◆ RAW DATA:
=-=-=
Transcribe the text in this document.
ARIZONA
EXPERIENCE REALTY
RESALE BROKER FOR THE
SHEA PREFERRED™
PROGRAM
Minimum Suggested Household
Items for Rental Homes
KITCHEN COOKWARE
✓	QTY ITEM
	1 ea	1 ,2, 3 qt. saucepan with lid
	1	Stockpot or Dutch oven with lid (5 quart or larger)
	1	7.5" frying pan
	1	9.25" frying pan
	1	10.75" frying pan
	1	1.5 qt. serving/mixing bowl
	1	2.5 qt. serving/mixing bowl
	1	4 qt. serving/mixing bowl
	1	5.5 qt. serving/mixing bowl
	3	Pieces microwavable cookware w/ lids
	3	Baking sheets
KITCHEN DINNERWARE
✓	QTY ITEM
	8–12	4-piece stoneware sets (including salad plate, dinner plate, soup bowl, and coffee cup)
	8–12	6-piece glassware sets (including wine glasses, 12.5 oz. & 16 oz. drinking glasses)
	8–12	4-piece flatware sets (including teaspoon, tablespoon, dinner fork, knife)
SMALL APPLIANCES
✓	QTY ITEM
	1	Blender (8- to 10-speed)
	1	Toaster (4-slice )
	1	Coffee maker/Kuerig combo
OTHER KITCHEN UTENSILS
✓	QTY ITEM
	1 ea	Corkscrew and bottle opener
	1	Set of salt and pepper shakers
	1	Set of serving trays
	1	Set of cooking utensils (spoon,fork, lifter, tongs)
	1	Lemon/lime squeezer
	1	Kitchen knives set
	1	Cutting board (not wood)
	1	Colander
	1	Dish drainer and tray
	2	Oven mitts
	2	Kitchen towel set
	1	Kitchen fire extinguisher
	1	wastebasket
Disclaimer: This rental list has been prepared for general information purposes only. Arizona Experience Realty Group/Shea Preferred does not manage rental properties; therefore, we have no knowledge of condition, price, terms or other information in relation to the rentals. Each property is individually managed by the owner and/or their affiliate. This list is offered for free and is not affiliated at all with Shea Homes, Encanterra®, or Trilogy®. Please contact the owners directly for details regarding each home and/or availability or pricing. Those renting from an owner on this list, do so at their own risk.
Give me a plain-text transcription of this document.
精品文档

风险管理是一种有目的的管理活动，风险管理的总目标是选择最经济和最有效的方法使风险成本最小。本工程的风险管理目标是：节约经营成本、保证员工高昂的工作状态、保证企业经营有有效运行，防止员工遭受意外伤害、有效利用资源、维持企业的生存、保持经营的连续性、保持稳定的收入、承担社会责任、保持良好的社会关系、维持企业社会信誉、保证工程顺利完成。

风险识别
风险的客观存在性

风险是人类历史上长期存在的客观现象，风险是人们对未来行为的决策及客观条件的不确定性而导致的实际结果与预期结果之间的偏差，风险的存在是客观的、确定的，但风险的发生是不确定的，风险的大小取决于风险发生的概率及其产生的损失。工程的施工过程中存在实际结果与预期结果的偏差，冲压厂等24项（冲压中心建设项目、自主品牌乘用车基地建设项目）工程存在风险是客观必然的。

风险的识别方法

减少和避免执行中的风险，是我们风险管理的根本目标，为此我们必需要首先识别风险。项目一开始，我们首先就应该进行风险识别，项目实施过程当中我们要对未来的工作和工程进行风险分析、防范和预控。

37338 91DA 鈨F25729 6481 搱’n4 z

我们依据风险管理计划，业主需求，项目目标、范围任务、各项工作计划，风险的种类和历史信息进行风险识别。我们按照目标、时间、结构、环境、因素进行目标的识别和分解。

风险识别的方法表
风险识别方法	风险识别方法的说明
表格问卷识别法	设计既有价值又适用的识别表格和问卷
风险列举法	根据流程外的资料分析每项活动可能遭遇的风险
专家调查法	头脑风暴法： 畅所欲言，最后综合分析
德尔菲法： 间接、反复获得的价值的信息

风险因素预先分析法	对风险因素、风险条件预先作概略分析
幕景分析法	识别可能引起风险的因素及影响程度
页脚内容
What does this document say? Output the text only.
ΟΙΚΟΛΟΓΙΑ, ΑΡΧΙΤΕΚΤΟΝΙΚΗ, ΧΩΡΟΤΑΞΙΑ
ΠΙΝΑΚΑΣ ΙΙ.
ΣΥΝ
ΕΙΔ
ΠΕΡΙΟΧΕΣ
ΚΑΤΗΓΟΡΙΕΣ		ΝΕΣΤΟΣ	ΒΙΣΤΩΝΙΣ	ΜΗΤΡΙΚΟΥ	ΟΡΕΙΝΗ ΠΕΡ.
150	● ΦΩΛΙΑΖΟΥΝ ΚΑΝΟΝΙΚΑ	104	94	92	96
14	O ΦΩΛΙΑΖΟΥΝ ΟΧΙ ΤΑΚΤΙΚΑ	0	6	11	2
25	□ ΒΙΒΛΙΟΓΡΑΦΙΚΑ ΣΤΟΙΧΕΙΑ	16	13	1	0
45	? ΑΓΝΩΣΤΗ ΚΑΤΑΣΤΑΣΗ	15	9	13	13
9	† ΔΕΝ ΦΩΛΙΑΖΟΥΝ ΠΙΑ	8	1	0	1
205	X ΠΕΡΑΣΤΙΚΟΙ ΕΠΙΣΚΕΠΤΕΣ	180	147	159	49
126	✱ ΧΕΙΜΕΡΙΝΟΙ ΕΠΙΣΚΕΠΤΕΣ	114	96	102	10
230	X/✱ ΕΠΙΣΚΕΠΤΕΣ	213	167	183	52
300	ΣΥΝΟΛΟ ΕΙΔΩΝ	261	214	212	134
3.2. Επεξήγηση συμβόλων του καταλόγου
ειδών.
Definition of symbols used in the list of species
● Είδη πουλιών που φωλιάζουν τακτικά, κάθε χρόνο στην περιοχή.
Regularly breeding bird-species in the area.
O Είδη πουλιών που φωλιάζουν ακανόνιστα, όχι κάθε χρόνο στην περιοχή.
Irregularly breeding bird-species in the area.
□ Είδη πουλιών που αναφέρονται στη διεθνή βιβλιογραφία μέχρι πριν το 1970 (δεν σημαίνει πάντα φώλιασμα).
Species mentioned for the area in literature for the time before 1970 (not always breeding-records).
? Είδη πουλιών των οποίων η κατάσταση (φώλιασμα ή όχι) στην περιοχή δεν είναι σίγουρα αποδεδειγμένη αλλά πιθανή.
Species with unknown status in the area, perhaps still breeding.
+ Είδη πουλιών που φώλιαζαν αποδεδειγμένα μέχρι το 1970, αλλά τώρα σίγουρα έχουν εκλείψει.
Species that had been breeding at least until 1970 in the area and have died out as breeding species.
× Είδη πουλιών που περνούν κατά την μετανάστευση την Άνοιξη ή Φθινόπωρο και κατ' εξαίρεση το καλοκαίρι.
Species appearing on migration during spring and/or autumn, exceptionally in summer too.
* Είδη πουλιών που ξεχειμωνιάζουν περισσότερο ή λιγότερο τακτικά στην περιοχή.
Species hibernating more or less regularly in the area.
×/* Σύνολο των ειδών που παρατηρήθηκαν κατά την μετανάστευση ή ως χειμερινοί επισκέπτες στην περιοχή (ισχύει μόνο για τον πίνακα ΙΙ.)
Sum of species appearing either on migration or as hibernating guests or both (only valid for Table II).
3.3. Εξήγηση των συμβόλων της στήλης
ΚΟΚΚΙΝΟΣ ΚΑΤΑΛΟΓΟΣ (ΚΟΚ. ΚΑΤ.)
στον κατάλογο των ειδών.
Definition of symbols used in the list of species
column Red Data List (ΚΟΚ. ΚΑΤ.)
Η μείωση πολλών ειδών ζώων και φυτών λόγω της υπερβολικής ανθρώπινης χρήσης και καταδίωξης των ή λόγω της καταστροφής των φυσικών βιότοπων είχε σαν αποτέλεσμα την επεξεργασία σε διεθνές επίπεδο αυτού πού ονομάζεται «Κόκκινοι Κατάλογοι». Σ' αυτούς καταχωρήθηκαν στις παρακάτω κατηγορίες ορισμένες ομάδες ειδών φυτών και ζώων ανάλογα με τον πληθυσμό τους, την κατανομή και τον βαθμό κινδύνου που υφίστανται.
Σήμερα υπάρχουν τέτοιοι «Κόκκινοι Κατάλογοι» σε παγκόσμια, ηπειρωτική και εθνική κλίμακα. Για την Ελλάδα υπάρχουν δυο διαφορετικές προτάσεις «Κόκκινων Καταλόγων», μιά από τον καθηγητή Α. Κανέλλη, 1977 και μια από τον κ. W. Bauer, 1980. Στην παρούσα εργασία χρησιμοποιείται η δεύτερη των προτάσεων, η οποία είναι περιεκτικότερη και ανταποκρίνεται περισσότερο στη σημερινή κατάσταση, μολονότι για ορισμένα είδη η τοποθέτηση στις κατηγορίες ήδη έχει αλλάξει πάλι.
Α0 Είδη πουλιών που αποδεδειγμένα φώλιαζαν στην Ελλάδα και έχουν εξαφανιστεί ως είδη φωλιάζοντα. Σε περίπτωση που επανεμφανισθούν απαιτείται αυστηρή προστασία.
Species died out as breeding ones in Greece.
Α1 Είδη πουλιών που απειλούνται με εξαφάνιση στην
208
=-=-=
◆ WHAT YOU WILL DO: Show each line holding the word "bowl".

◆ SOLUTION BELOW:
	1	1.5 qt. serving/mixing bowl
	1	2.5 qt. serving/mixing bowl
	1	4 qt. serving/mixing bowl
	1	5.5 qt. serving/mixing bowl
	8–12	4-piece stoneware sets (including salad plate, dinner plate, soup bowl, and coffee cup)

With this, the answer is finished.